# À faire:
1. Quelles personnes sont nommées dans l'article sur le théâtre au Kosovo ? Citez chacune une seule fois.
2. Rédigez la suite de l'article sur le théâtre au Kosovo, en reprenant après sa dernière phrase.

# Texte de la page:
---*---

© Atdhe Mulla : The Handke Project de Jeton Neziraj ; mise en scène de Blerta Neziraj
Au Kosovo, un théâtre plein de promesses
Par Chantal Boiron
La cinquième édition du « Kosovo Theatre Showcase » s’est déroulée, du 25 au 29 octobre 2022, à Pristina et dans d’autres villes kosovares, avec un programme très dense : dix spectacles, des rencontres professionnelles, des tables rondes internationales sur le théâtre d’aujourd’hui, un workshop consacré à la critique dramatique, animé par deux journalistes, britannique et allemand etc.
Créé, conçu et organisé par l’Association Qendra Multimedia, une toute petite équipe, très professionnelle et très performante, le Kosovo Theatre Showcase, centré sur l’écriture contemporaine, offre une opportunité unique de découvrir des auteurs, des metteurs, metteuses en scène, des comédiennes et comédiens d’un pays qu’on connaît encore trop peu. « Si peu de gens savent où se trouve le Kosovo » fait remarquer l’un des personnages de Kosovo for Dummies (le Kosovo pour les nuls), une comédie noire de Jeton Neziraj sur la question des migrants. C’est tellement vrai. Beaucoup de gens en France et, plus largement, en Europe occidentale, ignorent où se situe précisément le plus jeune État européen. Ancienne province autonome de l’ex-Yougoslavie, le Kosovo se situe au sud-est de l’Europe, au cœur des Balkans. Il est peuplé d’une grande majorité d’Albanais et d’une minorité serbe. On ne connait pas grand-chose non plus à son histoire, hormis l’insurrection contre la Serbie de Slobodan Milošević, les persécutions à l’encontre des Albanais du Kosovo, la lutte pour l’indépendance, à la fin des années 1990. Le Kosovo a enfin pu proclamer son indépendance en 2008, un statut qu’il a encore du mal à faire accepter par l’ensemble de la communauté internationale.

---*---

# Données fournies:
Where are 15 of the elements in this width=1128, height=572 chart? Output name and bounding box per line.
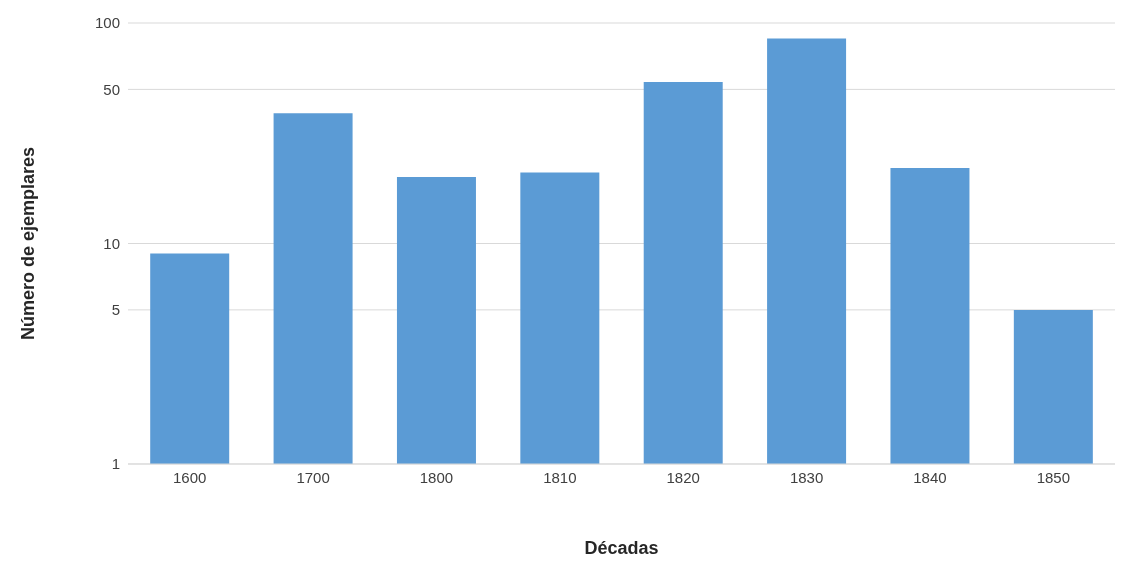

---*---

# Réponses par tâche:
1.
- Atdhe Mulla
- Jeton Neziraj
- Blerta Neziraj
- Chantal Boiron
- Slobodan Milošević

2.
Des artistes face à l’histoire ou en prise avec les réalités d’aujourd’hui
Dans les spectacles que nous avons pu voir lors du showcase, il a été justement beaucoup question de l’histoire du Kosovo et des pays de l’ex-Yougoslavie (Death Hour, Le Mineur de Husino), comme il a été beaucoup question des réalités actuelles d’une société en pleine mutation, en plein questionnements (Sworn Virgin, Our Son, Stiffer…). L’interrogation des artistes sur l’histoire récente de cette partie de l’Europe et leur engagement constituent d’évidence l’un des intérêts majeurs du showcase. Mais il y en a bien d’autres.
D’abord, cette manifestation n’implique pas uniquement des théâtres de la capitale Pristina (ODA, DODONA, Kino Armata) mais aussi des théâtres de villes de province : le théâtre de Gjilan ou le Théâtre Adriana à Ferizaj, par exemple. On peut y voir une forme de décentralisation et une mutualisation nécessaire des moyens.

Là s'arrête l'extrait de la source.